Annotated element entries
----------

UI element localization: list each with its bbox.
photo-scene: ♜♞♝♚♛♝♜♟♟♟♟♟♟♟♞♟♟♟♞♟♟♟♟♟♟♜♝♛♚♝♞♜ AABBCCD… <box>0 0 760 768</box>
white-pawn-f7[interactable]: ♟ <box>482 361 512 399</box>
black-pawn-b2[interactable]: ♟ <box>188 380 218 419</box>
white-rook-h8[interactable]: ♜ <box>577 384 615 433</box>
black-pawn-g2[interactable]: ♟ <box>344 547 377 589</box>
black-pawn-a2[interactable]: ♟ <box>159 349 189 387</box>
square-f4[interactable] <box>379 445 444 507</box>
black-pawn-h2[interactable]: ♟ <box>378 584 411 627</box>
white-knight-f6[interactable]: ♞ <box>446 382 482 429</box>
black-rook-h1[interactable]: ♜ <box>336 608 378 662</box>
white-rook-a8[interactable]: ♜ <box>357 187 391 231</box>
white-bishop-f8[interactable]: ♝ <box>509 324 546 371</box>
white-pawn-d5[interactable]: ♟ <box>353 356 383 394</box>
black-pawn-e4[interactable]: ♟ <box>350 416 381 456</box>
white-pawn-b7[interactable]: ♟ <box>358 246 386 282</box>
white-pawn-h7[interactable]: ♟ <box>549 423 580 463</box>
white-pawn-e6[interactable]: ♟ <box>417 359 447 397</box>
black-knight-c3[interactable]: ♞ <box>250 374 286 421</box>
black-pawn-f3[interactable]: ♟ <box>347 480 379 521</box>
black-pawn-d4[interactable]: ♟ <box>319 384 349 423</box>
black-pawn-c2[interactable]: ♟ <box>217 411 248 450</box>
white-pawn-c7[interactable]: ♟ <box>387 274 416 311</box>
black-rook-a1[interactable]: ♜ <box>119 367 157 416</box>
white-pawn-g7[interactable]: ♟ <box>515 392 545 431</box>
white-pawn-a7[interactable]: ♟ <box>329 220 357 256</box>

----------

Copy the data word for word, from its first line through the line containing "black-pawn-b2[interactable]: ♟ <box>188".

Full output
UI element localization: list each with its bbox.
photo-scene: ♜♞♝♚♛♝♜♟♟♟♟♟♟♟♞♟♟♟♞♟♟♟♟♟♟♜♝♛♚♝♞♜ AABBCCD… <box>0 0 760 768</box>
white-pawn-f7[interactable]: ♟ <box>482 361 512 399</box>
black-pawn-b2[interactable]: ♟ <box>188 380 218 419</box>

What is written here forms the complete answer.